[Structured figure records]
·····
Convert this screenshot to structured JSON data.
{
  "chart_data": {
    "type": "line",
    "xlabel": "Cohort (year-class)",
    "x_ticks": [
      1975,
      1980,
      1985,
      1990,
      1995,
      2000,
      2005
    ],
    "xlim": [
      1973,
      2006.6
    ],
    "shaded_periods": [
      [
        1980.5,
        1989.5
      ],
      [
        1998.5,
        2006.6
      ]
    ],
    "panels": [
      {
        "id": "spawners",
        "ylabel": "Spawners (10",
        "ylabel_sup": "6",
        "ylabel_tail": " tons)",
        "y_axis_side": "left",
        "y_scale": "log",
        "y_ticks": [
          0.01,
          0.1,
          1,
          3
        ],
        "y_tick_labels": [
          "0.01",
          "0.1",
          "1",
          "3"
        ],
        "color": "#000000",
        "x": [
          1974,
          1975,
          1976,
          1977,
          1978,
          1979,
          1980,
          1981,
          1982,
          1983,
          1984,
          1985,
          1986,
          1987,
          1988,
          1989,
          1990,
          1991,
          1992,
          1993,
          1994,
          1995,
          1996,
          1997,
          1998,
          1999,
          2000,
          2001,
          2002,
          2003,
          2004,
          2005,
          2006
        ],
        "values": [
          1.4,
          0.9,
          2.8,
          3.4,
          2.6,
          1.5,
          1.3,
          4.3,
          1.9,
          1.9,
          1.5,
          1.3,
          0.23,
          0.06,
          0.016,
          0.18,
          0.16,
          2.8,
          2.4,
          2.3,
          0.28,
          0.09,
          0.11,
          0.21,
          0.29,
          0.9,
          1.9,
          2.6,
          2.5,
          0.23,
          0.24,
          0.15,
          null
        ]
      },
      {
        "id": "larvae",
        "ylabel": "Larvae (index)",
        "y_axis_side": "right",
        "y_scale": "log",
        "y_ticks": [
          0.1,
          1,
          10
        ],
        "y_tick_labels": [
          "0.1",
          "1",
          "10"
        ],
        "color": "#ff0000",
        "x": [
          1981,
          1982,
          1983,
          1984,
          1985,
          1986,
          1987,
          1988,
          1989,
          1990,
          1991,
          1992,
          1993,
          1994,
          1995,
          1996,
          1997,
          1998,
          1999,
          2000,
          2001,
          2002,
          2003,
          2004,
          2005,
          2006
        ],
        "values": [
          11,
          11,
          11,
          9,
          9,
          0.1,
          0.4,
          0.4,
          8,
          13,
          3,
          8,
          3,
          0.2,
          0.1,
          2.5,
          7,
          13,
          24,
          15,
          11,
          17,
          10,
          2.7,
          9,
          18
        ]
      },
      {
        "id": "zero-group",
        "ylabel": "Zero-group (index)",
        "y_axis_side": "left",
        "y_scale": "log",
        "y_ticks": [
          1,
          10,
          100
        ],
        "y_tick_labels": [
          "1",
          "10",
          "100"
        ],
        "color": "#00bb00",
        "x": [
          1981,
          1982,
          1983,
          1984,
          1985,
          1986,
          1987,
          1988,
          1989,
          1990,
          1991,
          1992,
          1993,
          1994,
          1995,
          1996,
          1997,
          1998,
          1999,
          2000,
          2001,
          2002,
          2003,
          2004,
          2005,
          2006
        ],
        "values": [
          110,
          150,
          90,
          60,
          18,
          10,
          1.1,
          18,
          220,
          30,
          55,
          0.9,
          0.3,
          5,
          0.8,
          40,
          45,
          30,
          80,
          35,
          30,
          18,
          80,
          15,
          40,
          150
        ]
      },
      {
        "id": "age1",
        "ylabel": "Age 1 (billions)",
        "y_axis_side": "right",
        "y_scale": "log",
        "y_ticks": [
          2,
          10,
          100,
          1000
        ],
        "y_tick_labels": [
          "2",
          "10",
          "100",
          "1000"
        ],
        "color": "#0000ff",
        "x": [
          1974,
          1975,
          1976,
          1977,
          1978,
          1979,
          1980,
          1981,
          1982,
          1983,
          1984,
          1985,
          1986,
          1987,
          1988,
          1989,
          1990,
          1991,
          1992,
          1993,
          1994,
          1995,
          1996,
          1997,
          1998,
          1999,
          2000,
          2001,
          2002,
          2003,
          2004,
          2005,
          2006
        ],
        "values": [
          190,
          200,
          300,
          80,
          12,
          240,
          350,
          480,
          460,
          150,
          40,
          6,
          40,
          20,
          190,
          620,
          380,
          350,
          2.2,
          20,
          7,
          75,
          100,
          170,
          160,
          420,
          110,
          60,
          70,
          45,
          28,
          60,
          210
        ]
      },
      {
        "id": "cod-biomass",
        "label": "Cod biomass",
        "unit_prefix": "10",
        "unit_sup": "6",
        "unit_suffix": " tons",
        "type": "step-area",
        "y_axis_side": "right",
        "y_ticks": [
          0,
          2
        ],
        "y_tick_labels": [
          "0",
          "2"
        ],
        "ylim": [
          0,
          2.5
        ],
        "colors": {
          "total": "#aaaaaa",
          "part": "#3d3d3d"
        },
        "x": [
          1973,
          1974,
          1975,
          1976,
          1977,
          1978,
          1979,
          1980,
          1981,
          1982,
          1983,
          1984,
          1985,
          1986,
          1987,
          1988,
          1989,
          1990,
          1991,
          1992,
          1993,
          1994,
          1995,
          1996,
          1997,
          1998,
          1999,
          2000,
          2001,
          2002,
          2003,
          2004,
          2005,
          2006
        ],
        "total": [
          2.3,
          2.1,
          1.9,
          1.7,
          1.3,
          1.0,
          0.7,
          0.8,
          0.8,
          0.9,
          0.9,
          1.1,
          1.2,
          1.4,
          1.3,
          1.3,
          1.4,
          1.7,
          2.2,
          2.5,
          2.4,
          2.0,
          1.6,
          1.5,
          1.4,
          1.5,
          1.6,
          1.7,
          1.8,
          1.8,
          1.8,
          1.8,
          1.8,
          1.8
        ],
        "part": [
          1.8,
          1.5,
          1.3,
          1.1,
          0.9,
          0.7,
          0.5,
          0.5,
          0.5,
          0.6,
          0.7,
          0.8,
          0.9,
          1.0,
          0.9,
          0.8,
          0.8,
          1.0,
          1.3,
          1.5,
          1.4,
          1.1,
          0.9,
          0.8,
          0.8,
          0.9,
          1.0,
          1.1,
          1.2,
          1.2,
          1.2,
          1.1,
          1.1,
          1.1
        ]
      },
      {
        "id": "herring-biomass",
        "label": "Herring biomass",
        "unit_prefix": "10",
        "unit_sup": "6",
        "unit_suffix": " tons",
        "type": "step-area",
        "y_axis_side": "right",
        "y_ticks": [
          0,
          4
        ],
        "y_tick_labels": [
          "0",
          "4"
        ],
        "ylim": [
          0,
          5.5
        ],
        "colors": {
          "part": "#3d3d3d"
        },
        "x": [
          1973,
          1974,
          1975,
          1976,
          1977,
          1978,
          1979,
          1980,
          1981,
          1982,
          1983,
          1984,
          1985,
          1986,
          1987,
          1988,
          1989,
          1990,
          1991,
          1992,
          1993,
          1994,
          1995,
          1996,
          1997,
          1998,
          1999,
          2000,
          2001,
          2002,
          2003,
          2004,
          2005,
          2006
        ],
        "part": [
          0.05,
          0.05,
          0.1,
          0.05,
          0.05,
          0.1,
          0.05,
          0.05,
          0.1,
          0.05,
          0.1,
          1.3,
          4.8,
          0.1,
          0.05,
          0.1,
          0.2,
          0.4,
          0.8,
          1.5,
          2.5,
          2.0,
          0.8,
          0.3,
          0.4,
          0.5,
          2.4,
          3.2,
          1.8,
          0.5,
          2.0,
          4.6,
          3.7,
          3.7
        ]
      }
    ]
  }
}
·····
Return the whole listing exactly.

Convert this screenshot to structured JSON data.
{
  "chart_data": {
    "type": "line",
    "xlabel": "Cohort (year-class)",
    "x_ticks": [
      1975,
      1980,
      1985,
      1990,
      1995,
      2000,
      2005
    ],
    "xlim": [
      1973,
      2006.6
    ],
    "shaded_periods": [
      [
        1980.5,
        1989.5
      ],
      [
        1998.5,
        2006.6
      ]
    ],
    "panels": [
      {
        "id": "spawners",
        "ylabel": "Spawners (10",
        "ylabel_sup": "6",
        "ylabel_tail": " tons)",
        "y_axis_side": "left",
        "y_scale": "log",
        "y_ticks": [
          0.01,
          0.1,
          1,
          3
        ],
        "y_tick_labels": [
          "0.01",
          "0.1",
          "1",
          "3"
        ],
        "color": "#000000",
        "x": [
          1974,
          1975,
          1976,
          1977,
          1978,
          1979,
          1980,
          1981,
          1982,
          1983,
          1984,
          1985,
          1986,
          1987,
          1988,
          1989,
          1990,
          1991,
          1992,
          1993,
          1994,
          1995,
          1996,
          1997,
          1998,
          1999,
          2000,
          2001,
          2002,
          2003,
          2004,
          2005,
          2006
        ],
        "values": [
          1.4,
          0.9,
          2.8,
          3.4,
          2.6,
          1.5,
          1.3,
          4.3,
          1.9,
          1.9,
          1.5,
          1.3,
          0.23,
          0.06,
          0.016,
          0.18,
          0.16,
          2.8,
          2.4,
          2.3,
          0.28,
          0.09,
          0.11,
          0.21,
          0.29,
          0.9,
          1.9,
          2.6,
          2.5,
          0.23,
          0.24,
          0.15,
          null
        ]
      },
      {
        "id": "larvae",
        "ylabel": "Larvae (index)",
        "y_axis_side": "right",
        "y_scale": "log",
        "y_ticks": [
          0.1,
          1,
          10
        ],
        "y_tick_labels": [
          "0.1",
          "1",
          "10"
        ],
        "color": "#ff0000",
        "x": [
          1981,
          1982,
          1983,
          1984,
          1985,
          1986,
          1987,
          1988,
          1989,
          1990,
          1991,
          1992,
          1993,
          1994,
          1995,
          1996,
          1997,
          1998,
          1999,
          2000,
          2001,
          2002,
          2003,
          2004,
          2005,
          2006
        ],
        "values": [
          11,
          11,
          11,
          9,
          9,
          0.1,
          0.4,
          0.4,
          8,
          13,
          3,
          8,
          3,
          0.2,
          0.1,
          2.5,
          7,
          13,
          24,
          15,
          11,
          17,
          10,
          2.7,
          9,
          18
        ]
      },
      {
        "id": "zero-group",
        "ylabel": "Zero-group (index)",
        "y_axis_side": "left",
        "y_scale": "log",
        "y_ticks": [
          1,
          10,
          100
        ],
        "y_tick_labels": [
          "1",
          "10",
          "100"
        ],
        "color": "#00bb00",
        "x": [
          1981,
          1982,
          1983,
          1984,
          1985,
          1986,
          1987,
          1988,
          1989,
          1990,
          1991,
          1992,
          1993,
          1994,
          1995,
          1996,
          1997,
          1998,
          1999,
          2000,
          2001,
          2002,
          2003,
          2004,
          2005,
          2006
        ],
        "values": [
          110,
          150,
          90,
          60,
          18,
          10,
          1.1,
          18,
          220,
          30,
          55,
          0.9,
          0.3,
          5,
          0.8,
          40,
          45,
          30,
          80,
          35,
          30,
          18,
          80,
          15,
          40,
          150
        ]
      },
      {
        "id": "age1",
        "ylabel": "Age 1 (billions)",
        "y_axis_side": "right",
        "y_scale": "log",
        "y_ticks": [
          2,
          10,
          100,
          1000
        ],
        "y_tick_labels": [
          "2",
          "10",
          "100",
          "1000"
        ],
        "color": "#0000ff",
        "x": [
          1974,
          1975,
          1976,
          1977,
          1978,
          1979,
          1980,
          1981,
          1982,
          1983,
          1984,
          1985,
          1986,
          1987,
          1988,
          1989,
          1990,
          1991,
          1992,
          1993,
          1994,
          1995,
          1996,
          1997,
          1998,
          1999,
          2000,
          2001,
          2002,
          2003,
          2004,
          2005,
          2006
        ],
        "values": [
          190,
          200,
          300,
          80,
          12,
          240,
          350,
          480,
          460,
          150,
          40,
          6,
          40,
          20,
          190,
          620,
          380,
          350,
          2.2,
          20,
          7,
          75,
          100,
          170,
          160,
          420,
          110,
          60,
          70,
          45,
          28,
          60,
          210
        ]
      },
      {
        "id": "cod-biomass",
        "label": "Cod biomass",
        "unit_prefix": "10",
        "unit_sup": "6",
        "unit_suffix": " tons",
        "type": "step-area",
        "y_axis_side": "right",
        "y_ticks": [
          0,
          2
        ],
        "y_tick_labels": [
          "0",
          "2"
        ],
        "ylim": [
          0,
          2.5
        ],
        "colors": {
          "total": "#aaaaaa",
          "part": "#3d3d3d"
        },
        "x": [
          1973,
          1974,
          1975,
          1976,
          1977,
          1978,
          1979,
          1980,
          1981,
          1982,
          1983,
          1984,
          1985,
          1986,
          1987,
          1988,
          1989,
          1990,
          1991,
          1992,
          1993,
          1994,
          1995,
          1996,
          1997,
          1998,
          1999,
          2000,
          2001,
          2002,
          2003,
          2004,
          2005,
          2006
        ],
        "total": [
          2.3,
          2.1,
          1.9,
          1.7,
          1.3,
          1.0,
          0.7,
          0.8,
          0.8,
          0.9,
          0.9,
          1.1,
          1.2,
          1.4,
          1.3,
          1.3,
          1.4,
          1.7,
          2.2,
          2.5,
          2.4,
          2.0,
          1.6,
          1.5,
          1.4,
          1.5,
          1.6,
          1.7,
          1.8,
          1.8,
          1.8,
          1.8,
          1.8,
          1.8
        ],
        "part": [
          1.8,
          1.5,
          1.3,
          1.1,
          0.9,
          0.7,
          0.5,
          0.5,
          0.5,
          0.6,
          0.7,
          0.8,
          0.9,
          1.0,
          0.9,
          0.8,
          0.8,
          1.0,
          1.3,
          1.5,
          1.4,
          1.1,
          0.9,
          0.8,
          0.8,
          0.9,
          1.0,
          1.1,
          1.2,
          1.2,
          1.2,
          1.1,
          1.1,
          1.1
        ]
      },
      {
        "id": "herring-biomass",
        "label": "Herring biomass",
        "unit_prefix": "10",
        "unit_sup": "6",
        "unit_suffix": " tons",
        "type": "step-area",
        "y_axis_side": "right",
        "y_ticks": [
          0,
          4
        ],
        "y_tick_labels": [
          "0",
          "4"
        ],
        "ylim": [
          0,
          5.5
        ],
        "colors": {
          "part": "#3d3d3d"
        },
        "x": [
          1973,
          1974,
          1975,
          1976,
          1977,
          1978,
          1979,
          1980,
          1981,
          1982,
          1983,
          1984,
          1985,
          1986,
          1987,
          1988,
          1989,
          1990,
          1991,
          1992,
          1993,
          1994,
          1995,
          1996,
          1997,
          1998,
          1999,
          2000,
          2001,
          2002,
          2003,
          2004,
          2005,
          2006
        ],
        "part": [
          0.05,
          0.05,
          0.1,
          0.05,
          0.05,
          0.1,
          0.05,
          0.05,
          0.1,
          0.05,
          0.1,
          1.3,
          4.8,
          0.1,
          0.05,
          0.1,
          0.2,
          0.4,
          0.8,
          1.5,
          2.5,
          2.0,
          0.8,
          0.3,
          0.4,
          0.5,
          2.4,
          3.2,
          1.8,
          0.5,
          2.0,
          4.6,
          3.7,
          3.7
        ]
      }
    ]
  }
}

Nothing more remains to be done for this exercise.